- _A run of records_

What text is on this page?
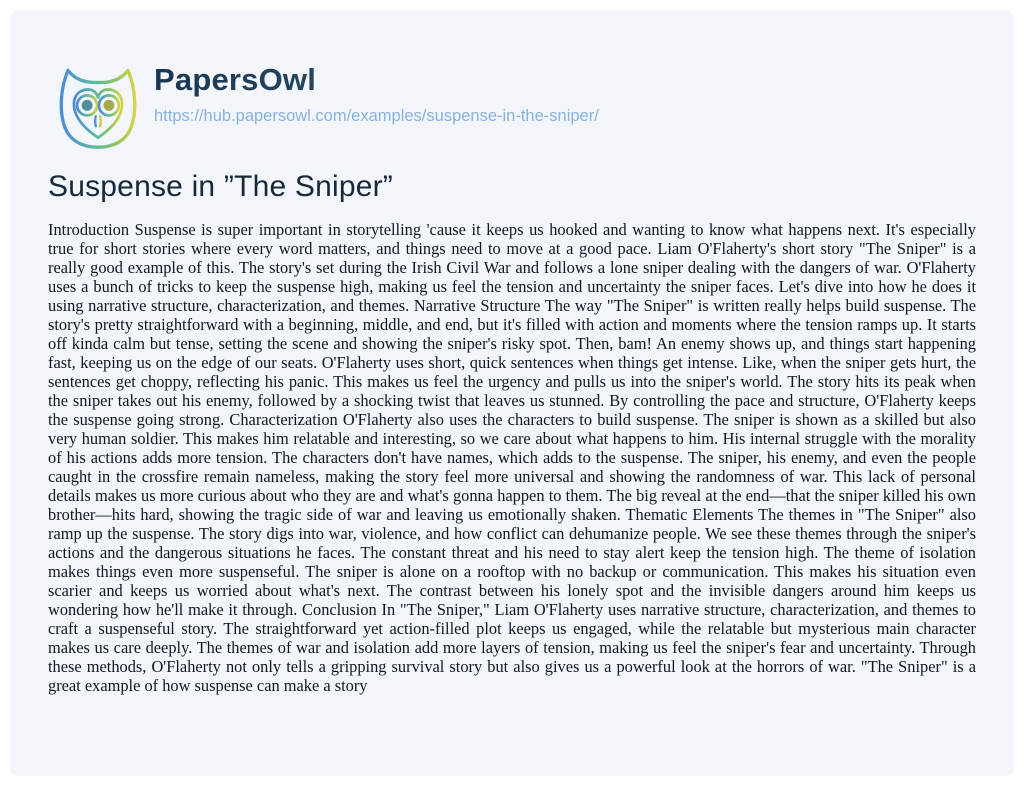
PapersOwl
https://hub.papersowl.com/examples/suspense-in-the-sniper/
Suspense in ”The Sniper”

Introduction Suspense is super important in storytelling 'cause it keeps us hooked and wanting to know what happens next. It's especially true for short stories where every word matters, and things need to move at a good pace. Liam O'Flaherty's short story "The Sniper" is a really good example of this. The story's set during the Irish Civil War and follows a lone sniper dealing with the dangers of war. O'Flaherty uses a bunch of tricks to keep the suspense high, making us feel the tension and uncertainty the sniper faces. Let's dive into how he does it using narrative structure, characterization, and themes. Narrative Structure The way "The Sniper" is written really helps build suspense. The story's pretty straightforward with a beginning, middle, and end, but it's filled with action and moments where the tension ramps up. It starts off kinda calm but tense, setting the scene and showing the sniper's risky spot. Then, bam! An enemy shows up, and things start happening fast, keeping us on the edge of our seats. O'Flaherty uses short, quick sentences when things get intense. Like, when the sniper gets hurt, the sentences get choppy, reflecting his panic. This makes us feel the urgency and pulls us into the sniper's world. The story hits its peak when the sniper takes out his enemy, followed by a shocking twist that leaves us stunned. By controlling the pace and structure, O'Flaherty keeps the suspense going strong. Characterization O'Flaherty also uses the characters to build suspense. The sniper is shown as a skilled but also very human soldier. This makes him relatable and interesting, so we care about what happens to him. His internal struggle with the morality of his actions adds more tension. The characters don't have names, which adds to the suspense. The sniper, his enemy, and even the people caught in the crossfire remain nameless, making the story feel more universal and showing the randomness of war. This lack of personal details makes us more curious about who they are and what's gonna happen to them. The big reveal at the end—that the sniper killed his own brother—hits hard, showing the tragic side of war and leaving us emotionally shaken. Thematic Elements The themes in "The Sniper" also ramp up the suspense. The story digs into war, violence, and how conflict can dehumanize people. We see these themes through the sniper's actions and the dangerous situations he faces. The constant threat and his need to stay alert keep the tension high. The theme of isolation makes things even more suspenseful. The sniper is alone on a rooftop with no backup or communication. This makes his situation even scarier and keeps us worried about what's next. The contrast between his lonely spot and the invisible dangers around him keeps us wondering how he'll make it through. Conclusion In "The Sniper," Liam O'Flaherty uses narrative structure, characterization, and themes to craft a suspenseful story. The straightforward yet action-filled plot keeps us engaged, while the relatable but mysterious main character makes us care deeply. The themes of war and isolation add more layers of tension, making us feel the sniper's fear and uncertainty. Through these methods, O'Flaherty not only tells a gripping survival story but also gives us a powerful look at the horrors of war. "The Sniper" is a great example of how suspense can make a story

- _Your objective_
Retype every record above exactly as written, but leave out the pictures.

- _Full answer_
What text is on this page?
PapersOwl
https://hub.papersowl.com/examples/suspense-in-the-sniper/
Suspense in ”The Sniper”

Introduction Suspense is super important in storytelling 'cause it keeps us hooked and wanting to know what happens next. It's especially true for short stories where every word matters, and things need to move at a good pace. Liam O'Flaherty's short story "The Sniper" is a really good example of this. The story's set during the Irish Civil War and follows a lone sniper dealing with the dangers of war. O'Flaherty uses a bunch of tricks to keep the suspense high, making us feel the tension and uncertainty the sniper faces. Let's dive into how he does it using narrative structure, characterization, and themes. Narrative Structure The way "The Sniper" is written really helps build suspense. The story's pretty straightforward with a beginning, middle, and end, but it's filled with action and moments where the tension ramps up. It starts off kinda calm but tense, setting the scene and showing the sniper's risky spot. Then, bam! An enemy shows up, and things start happening fast, keeping us on the edge of our seats. O'Flaherty uses short, quick sentences when things get intense. Like, when the sniper gets hurt, the sentences get choppy, reflecting his panic. This makes us feel the urgency and pulls us into the sniper's world. The story hits its peak when the sniper takes out his enemy, followed by a shocking twist that leaves us stunned. By controlling the pace and structure, O'Flaherty keeps the suspense going strong. Characterization O'Flaherty also uses the characters to build suspense. The sniper is shown as a skilled but also very human soldier. This makes him relatable and interesting, so we care about what happens to him. His internal struggle with the morality of his actions adds more tension. The characters don't have names, which adds to the suspense. The sniper, his enemy, and even the people caught in the crossfire remain nameless, making the story feel more universal and showing the randomness of war. This lack of personal details makes us more curious about who they are and what's gonna happen to them. The big reveal at the end—that the sniper killed his own brother—hits hard, showing the tragic side of war and leaving us emotionally shaken. Thematic Elements The themes in "The Sniper" also ramp up the suspense. The story digs into war, violence, and how conflict can dehumanize people. We see these themes through the sniper's actions and the dangerous situations he faces. The constant threat and his need to stay alert keep the tension high. The theme of isolation makes things even more suspenseful. The sniper is alone on a rooftop with no backup or communication. This makes his situation even scarier and keeps us worried about what's next. The contrast between his lonely spot and the invisible dangers around him keeps us wondering how he'll make it through. Conclusion In "The Sniper," Liam O'Flaherty uses narrative structure, characterization, and themes to craft a suspenseful story. The straightforward yet action-filled plot keeps us engaged, while the relatable but mysterious main character makes us care deeply. The themes of war and isolation add more layers of tension, making us feel the sniper's fear and uncertainty. Through these methods, O'Flaherty not only tells a gripping survival story but also gives us a powerful look at the horrors of war. "The Sniper" is a great example of how suspense can make a story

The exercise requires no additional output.